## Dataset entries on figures
↓
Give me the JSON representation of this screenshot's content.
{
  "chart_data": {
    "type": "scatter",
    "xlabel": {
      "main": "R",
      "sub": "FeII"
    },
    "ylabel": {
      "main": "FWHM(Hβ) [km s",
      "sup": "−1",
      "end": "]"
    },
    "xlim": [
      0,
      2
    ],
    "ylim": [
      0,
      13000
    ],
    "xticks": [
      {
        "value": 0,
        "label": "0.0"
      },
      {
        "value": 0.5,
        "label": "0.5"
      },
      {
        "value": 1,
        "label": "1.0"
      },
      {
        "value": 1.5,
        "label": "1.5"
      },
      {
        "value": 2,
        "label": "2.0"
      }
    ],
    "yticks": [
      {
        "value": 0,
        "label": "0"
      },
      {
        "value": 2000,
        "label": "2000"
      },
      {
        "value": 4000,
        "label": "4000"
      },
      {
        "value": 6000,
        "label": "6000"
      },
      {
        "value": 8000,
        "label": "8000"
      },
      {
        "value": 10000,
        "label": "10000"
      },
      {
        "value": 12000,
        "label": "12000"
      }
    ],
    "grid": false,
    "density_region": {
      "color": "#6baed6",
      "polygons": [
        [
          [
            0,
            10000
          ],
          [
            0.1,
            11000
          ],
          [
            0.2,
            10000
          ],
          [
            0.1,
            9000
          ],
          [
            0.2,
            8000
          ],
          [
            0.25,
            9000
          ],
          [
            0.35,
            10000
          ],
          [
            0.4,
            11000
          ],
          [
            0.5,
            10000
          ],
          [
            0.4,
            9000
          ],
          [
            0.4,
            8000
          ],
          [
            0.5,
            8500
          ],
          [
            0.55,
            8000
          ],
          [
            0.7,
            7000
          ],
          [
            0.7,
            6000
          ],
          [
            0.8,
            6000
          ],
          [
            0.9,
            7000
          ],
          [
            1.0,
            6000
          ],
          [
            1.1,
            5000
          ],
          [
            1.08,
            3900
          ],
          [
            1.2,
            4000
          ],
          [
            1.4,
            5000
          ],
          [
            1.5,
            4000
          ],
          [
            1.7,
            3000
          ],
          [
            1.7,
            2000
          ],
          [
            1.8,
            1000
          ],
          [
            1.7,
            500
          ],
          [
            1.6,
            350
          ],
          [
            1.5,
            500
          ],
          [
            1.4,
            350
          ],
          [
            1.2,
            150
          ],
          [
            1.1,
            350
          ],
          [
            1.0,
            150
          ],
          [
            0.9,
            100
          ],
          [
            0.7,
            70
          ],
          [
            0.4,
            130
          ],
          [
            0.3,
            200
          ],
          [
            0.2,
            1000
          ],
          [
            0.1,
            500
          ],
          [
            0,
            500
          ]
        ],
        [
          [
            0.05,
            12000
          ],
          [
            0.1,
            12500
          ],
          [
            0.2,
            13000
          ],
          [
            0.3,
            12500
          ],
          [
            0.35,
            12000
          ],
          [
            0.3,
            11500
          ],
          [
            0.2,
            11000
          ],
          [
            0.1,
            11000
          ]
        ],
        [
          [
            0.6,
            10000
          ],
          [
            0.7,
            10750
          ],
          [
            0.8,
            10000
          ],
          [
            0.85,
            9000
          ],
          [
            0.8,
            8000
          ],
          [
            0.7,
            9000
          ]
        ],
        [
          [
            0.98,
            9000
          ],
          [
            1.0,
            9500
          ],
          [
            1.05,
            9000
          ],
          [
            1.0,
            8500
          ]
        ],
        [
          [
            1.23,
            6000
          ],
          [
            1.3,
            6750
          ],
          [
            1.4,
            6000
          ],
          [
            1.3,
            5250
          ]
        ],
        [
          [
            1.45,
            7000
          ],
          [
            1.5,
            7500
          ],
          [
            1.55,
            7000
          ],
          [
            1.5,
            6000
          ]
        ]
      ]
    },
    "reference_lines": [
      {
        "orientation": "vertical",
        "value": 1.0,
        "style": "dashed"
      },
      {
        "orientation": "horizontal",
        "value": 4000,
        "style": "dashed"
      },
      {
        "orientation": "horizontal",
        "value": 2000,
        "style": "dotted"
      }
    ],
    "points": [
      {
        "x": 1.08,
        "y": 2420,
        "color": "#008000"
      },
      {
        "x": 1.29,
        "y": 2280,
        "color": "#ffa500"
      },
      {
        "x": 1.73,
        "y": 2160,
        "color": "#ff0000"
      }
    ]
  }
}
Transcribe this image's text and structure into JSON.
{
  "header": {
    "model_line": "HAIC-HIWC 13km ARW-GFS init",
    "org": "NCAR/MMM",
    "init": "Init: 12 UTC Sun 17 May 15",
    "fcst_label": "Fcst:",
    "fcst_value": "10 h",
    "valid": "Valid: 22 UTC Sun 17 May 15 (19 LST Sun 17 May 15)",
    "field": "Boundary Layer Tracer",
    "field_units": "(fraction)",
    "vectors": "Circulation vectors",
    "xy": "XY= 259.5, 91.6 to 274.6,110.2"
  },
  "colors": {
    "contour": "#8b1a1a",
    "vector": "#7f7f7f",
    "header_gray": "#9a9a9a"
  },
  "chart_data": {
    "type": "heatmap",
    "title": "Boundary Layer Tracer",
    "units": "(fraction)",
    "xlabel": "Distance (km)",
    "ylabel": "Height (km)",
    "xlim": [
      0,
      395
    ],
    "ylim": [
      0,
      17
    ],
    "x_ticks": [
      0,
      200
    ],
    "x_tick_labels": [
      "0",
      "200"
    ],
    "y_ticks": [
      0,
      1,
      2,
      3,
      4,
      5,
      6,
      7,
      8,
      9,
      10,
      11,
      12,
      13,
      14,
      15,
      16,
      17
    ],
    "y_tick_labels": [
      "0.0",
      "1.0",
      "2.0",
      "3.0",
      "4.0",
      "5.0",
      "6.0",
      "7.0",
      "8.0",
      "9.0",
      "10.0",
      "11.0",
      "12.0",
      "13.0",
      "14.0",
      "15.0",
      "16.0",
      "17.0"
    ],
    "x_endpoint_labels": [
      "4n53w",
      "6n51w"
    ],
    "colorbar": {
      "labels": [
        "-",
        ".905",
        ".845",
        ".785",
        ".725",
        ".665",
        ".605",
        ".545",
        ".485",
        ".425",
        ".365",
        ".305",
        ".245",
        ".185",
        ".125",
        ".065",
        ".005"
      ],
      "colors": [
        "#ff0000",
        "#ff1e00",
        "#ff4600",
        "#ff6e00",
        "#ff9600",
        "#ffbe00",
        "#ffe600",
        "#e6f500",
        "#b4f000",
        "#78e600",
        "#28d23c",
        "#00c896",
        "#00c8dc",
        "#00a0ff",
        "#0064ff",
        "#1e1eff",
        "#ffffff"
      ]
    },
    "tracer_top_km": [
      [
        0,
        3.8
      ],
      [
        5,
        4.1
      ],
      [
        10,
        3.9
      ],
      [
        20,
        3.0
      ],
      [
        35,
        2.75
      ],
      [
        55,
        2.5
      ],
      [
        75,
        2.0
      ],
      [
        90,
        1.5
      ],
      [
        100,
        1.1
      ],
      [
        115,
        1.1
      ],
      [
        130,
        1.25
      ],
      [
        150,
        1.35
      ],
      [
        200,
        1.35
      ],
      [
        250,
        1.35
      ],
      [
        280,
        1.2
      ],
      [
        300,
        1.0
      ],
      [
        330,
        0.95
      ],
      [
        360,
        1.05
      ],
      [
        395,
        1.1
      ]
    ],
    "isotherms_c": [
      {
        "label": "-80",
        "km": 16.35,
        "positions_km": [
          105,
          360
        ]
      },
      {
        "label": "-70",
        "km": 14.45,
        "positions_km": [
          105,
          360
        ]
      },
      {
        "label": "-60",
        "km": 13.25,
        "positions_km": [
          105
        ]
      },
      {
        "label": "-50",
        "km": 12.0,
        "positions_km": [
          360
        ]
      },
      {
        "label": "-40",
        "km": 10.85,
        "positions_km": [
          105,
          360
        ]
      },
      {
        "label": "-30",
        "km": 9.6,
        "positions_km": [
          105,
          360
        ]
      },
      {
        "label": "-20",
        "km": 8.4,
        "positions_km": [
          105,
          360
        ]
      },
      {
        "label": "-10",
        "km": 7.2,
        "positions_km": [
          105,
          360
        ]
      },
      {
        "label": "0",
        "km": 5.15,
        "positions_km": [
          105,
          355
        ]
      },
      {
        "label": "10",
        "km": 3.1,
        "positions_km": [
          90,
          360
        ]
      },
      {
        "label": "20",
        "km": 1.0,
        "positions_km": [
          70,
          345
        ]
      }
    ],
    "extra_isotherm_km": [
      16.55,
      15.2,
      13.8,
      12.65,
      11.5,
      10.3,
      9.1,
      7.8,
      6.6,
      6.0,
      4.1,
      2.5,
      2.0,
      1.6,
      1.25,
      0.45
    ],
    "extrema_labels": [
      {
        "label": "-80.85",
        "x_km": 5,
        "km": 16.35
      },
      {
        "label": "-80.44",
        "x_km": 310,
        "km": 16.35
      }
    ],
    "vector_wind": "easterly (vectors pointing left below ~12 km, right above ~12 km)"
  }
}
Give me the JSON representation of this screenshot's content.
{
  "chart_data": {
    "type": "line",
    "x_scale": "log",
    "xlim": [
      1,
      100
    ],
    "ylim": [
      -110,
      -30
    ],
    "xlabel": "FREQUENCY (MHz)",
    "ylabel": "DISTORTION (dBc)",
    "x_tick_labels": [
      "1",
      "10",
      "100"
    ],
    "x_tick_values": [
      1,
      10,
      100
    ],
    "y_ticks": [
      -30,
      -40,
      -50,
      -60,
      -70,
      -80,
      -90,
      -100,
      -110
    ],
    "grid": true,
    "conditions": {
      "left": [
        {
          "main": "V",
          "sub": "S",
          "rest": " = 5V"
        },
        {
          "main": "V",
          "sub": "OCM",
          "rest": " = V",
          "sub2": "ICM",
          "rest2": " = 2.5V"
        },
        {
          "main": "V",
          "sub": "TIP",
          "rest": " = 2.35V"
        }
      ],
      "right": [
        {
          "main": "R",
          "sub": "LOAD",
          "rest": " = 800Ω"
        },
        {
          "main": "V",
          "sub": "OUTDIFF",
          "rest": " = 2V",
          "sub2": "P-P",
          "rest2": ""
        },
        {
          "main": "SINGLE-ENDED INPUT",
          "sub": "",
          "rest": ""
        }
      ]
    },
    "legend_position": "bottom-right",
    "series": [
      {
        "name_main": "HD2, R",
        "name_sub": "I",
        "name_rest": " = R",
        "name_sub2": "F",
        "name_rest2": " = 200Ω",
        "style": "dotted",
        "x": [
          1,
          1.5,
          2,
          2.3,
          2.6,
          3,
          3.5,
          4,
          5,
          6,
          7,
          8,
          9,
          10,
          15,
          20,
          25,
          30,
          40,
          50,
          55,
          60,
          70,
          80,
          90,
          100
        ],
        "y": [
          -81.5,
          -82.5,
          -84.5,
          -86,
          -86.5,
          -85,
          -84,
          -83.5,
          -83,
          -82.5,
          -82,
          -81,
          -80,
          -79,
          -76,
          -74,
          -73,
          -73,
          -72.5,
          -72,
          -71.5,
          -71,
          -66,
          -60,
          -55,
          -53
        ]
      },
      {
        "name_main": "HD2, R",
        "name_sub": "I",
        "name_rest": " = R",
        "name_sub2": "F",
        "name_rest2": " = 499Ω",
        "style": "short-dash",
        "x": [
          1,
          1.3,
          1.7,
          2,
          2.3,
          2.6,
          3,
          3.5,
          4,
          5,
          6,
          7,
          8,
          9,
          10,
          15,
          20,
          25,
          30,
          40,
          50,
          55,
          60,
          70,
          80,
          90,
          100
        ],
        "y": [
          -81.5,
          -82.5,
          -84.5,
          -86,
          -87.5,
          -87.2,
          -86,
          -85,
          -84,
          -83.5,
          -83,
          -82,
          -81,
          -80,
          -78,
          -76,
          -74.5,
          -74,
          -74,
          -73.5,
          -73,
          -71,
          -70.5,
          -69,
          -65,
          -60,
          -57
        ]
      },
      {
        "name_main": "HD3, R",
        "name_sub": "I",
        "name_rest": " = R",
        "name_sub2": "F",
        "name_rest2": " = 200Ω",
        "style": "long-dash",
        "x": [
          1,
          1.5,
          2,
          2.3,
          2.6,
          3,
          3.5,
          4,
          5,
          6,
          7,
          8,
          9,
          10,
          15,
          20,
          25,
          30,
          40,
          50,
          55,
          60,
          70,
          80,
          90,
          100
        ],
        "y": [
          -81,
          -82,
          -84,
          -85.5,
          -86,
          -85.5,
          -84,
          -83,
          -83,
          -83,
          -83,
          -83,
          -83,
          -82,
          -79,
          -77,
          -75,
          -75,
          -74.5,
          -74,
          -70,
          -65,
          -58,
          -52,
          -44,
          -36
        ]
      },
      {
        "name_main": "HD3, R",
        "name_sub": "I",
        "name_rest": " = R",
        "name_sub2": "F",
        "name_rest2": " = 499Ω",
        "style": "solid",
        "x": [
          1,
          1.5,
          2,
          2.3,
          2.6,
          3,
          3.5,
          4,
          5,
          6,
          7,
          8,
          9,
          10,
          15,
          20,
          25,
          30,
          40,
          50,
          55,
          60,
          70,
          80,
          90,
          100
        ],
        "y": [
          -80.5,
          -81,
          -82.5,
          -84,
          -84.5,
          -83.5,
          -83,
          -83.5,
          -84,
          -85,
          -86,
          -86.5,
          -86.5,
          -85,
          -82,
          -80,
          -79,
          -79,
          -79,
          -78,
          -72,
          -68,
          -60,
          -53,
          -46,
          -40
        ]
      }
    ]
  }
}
↑
## REQUEST
Copy every line above in which the string "right" shows up.

## THE ANSWER
    "vector_wind": "easterly (vectors pointing left below ~12 km, right above ~12 km)"
      "right": [
    "legend_position": "bottom-right",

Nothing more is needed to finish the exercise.